Below are the entries; state how many of their lines contain the string "oder", and nothing more.

════════════════

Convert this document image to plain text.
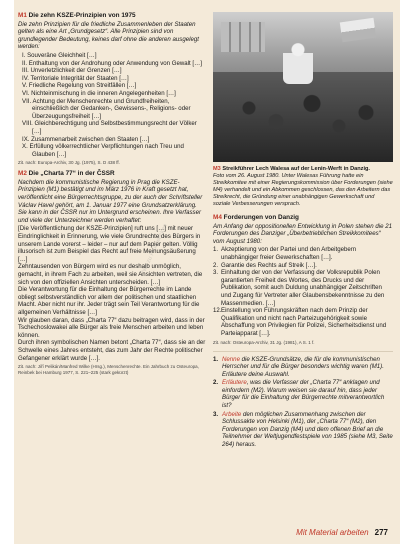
M1 Die zehn KSZE-Prinzipien von 1975

Die zehn Prinzipien für die friedliche Zusammenleben der Staaten gelten als eine Art „Grundgesetz“. Alle Prinzipien sind von grundlegender Bedeutung, keines darf ohne die anderen ausgelegt werden:

I. Souveräne Gleichheit […]
II. Enthaltung von der Androhung oder Anwendung von Gewalt […]
III. Unverletzlichkeit der Grenzen […]
IV. Territoriale Integrität der Staaten […]
V. Friedliche Regelung von Streitfällen […]
VI. Nichteinmischung in die inneren Angelegenheiten […]
VII. Achtung der Menschenrechte und Grundfreiheiten, einschließlich der Gedanken-, Gewissens-, Religions- oder Überzeugungsfreiheit […]
VIII. Gleichberechtigung und Selbstbestimmungsrecht der Völker […]
IX. Zusammenarbeit zwischen den Staaten […]
X. Erfüllung völkerrechtlicher Verpflichtungen nach Treu und Glauben […]

Zit. nach: Europa-Archiv, 30 Jg. (1975), S. D 438 ff.

M2 Die „Charta 77“ in der ČSSR

Nachdem die kommunistische Regierung in Prag die KSZE-Prinzipien (M1) bestätigt und im März 1976 in Kraft gesetzt hat, veröffentlicht eine Bürgerrechtsgruppe, zu der auch der Schriftsteller Václav Havel gehört, am 1. Januar 1977 eine Grundsatzerklärung. Sie kann in der ČSSR nur im Untergrund erscheinen. Ihre Verfasser und viele der Unterzeichner werden verhaftet:

[Die Veröffentlichung der KSZE-Prinzipien] ruft uns […] mit neuer Eindringlichkeit in Erinnerung, wie viele Grundrechte des Bürgers in unserem Lande vorerst – leider – nur auf dem Papier gelten. Völlig illusorisch ist zum Beispiel das Recht auf freie Meinungsäußerung […]

Zehntausenden von Bürgern wird es nur deshalb unmöglich, gemacht, in ihrem Fach zu arbeiten, weil sie Ansichten vertreten, die sich von den offiziellen Ansichten unterscheiden. […]

Die Verantwortung für die Einhaltung der Bürgerrechte im Lande obliegt selbstverständlich vor allem der politischen und staatlichen Macht. Aber nicht nur ihr. Jeder trägt sein Teil Verantwortung für die allgemeinen Verhältnisse […]

Wir glauben daran, dass „Charta 77“ dazu beitragen wird, dass in der Tschechoslowakei alle Bürger als freie Menschen arbeiten und leben können.

Durch ihren symbolischen Namen betont „Charta 77“, dass sie an der Schwelle eines Jahres entsteht, das zum Jahr der Rechte politischer Gefangener erklärt wurde […].

Zit. nach: Jiří Pelikán/Manfred Wilke (Hrsg.), Menschenrechte. Ein Jahrbuch zu Osteuropa, Reinbek bei Hamburg 1977, S. 221–225 (stark gekürzt)

M3 Streikführer Lech Walesa auf der Lenin-Werft in Danzig.

Foto vom 26. August 1980. Unter Walesas Führung hatte ein Streikkomitee mit einer Regierungskommission über Forderungen (siehe M4) verhandelt und ein Abkommen geschlossen, das den Arbeitern das Streikrecht, die Gründung einer unabhängigen Gewerkschaft und soziale Verbesserungen versprach.

M4 Forderungen von Danzig

Am Anfang der oppositionellen Entwicklung in Polen stehen die 21 Forderungen des Danziger „Überbetrieblichen Streikkomitees“ vom August 1980:

1. Akzeptierung von der Partei und den Arbeitgebern unabhängiger freier Gewerkschaften […].
2. Garantie des Rechts auf Streik […].
3. Einhaltung der von der Verfassung der Volksrepublik Polen garantierten Freiheit des Wortes, des Drucks und der Publikation, somit auch Duldung unabhängiger Zeitschriften und Zugang für Vertreter aller Glaubensbekenntnisse zu den Massenmedien. […]
12.Einstellung von Führungskräften nach dem Prinzip der Qualifikation und nicht nach Parteizugehörigkeit sowie Abschaffung von Privilegien für Polizei, Sicherheitsdienst und Parteiapparat […].

Zit. nach: Osteuropa-Archiv, 31 Jg. (1981), A S. 1 f.

1. Nenne die KSZE-Grundsätze, die für die kommunistischen Herrscher und für die Bürger besonders wichtig waren (M1). Erläutere deine Auswahl.
2. Erläutere, was die Verfasser der „Charta 77“ anklagen und einfordern (M2). Warum weisen sie darauf hin, dass jeder Bürger für die Einhaltung der Bürgerrechte mitverantwortlich ist?
3. Arbeite den möglichen Zusammenhang zwischen der Schlussakte von Helsinki (M1), der „Charta 77“ (M2), den Forderungen von Danzig (M4) und dem offenen Brief an die Teilnehmer der Weltjugendfestspiele von 1985 (siehe M3, Seite 264) heraus.
Nur zu Prüfzwecken
Mit Material arbeiten 277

════════════════

▶ [The reply] 2